- **JOB**:
Each line of the material below should be reproduced exactly.

··· GIVEN ENTRIES ···

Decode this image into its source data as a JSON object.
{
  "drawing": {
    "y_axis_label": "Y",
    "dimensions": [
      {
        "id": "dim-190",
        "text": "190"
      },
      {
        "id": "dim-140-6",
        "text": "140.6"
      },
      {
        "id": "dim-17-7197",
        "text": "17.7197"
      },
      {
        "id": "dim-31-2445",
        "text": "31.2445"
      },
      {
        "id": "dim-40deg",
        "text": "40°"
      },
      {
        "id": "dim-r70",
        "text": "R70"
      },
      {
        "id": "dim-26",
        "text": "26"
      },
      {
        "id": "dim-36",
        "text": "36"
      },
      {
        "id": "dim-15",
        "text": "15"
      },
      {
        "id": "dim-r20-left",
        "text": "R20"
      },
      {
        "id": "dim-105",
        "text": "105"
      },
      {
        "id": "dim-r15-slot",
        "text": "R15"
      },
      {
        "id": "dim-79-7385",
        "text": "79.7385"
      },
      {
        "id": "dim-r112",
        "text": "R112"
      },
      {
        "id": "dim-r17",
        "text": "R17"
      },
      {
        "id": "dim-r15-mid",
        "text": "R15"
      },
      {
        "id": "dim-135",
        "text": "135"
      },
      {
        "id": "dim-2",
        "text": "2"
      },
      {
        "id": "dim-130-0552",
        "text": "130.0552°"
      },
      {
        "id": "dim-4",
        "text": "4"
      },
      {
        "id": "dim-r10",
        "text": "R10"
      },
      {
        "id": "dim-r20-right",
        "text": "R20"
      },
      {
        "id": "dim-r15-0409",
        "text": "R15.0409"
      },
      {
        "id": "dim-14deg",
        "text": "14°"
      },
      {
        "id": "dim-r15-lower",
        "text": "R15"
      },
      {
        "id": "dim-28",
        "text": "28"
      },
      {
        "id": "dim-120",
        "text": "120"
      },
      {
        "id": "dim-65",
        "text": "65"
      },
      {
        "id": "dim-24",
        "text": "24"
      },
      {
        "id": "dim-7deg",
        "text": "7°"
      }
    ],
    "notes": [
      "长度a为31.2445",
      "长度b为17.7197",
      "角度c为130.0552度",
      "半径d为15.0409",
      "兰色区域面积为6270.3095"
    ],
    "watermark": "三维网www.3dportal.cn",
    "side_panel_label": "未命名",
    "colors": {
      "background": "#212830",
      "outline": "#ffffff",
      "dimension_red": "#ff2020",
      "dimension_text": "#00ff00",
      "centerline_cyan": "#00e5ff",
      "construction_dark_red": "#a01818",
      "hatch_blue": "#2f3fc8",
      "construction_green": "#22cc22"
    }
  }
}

···

- **OUTPUT**:
Decode this image into its source data as a JSON object.
{
  "drawing": {
    "y_axis_label": "Y",
    "dimensions": [
      {
        "id": "dim-190",
        "text": "190"
      },
      {
        "id": "dim-140-6",
        "text": "140.6"
      },
      {
        "id": "dim-17-7197",
        "text": "17.7197"
      },
      {
        "id": "dim-31-2445",
        "text": "31.2445"
      },
      {
        "id": "dim-40deg",
        "text": "40°"
      },
      {
        "id": "dim-r70",
        "text": "R70"
      },
      {
        "id": "dim-26",
        "text": "26"
      },
      {
        "id": "dim-36",
        "text": "36"
      },
      {
        "id": "dim-15",
        "text": "15"
      },
      {
        "id": "dim-r20-left",
        "text": "R20"
      },
      {
        "id": "dim-105",
        "text": "105"
      },
      {
        "id": "dim-r15-slot",
        "text": "R15"
      },
      {
        "id": "dim-79-7385",
        "text": "79.7385"
      },
      {
        "id": "dim-r112",
        "text": "R112"
      },
      {
        "id": "dim-r17",
        "text": "R17"
      },
      {
        "id": "dim-r15-mid",
        "text": "R15"
      },
      {
        "id": "dim-135",
        "text": "135"
      },
      {
        "id": "dim-2",
        "text": "2"
      },
      {
        "id": "dim-130-0552",
        "text": "130.0552°"
      },
      {
        "id": "dim-4",
        "text": "4"
      },
      {
        "id": "dim-r10",
        "text": "R10"
      },
      {
        "id": "dim-r20-right",
        "text": "R20"
      },
      {
        "id": "dim-r15-0409",
        "text": "R15.0409"
      },
      {
        "id": "dim-14deg",
        "text": "14°"
      },
      {
        "id": "dim-r15-lower",
        "text": "R15"
      },
      {
        "id": "dim-28",
        "text": "28"
      },
      {
        "id": "dim-120",
        "text": "120"
      },
      {
        "id": "dim-65",
        "text": "65"
      },
      {
        "id": "dim-24",
        "text": "24"
      },
      {
        "id": "dim-7deg",
        "text": "7°"
      }
    ],
    "notes": [
      "长度a为31.2445",
      "长度b为17.7197",
      "角度c为130.0552度",
      "半径d为15.0409",
      "兰色区域面积为6270.3095"
    ],
    "watermark": "三维网www.3dportal.cn",
    "side_panel_label": "未命名",
    "colors": {
      "background": "#212830",
      "outline": "#ffffff",
      "dimension_red": "#ff2020",
      "dimension_text": "#00ff00",
      "centerline_cyan": "#00e5ff",
      "construction_dark_red": "#a01818",
      "hatch_blue": "#2f3fc8",
      "construction_green": "#22cc22"
    }
  }
}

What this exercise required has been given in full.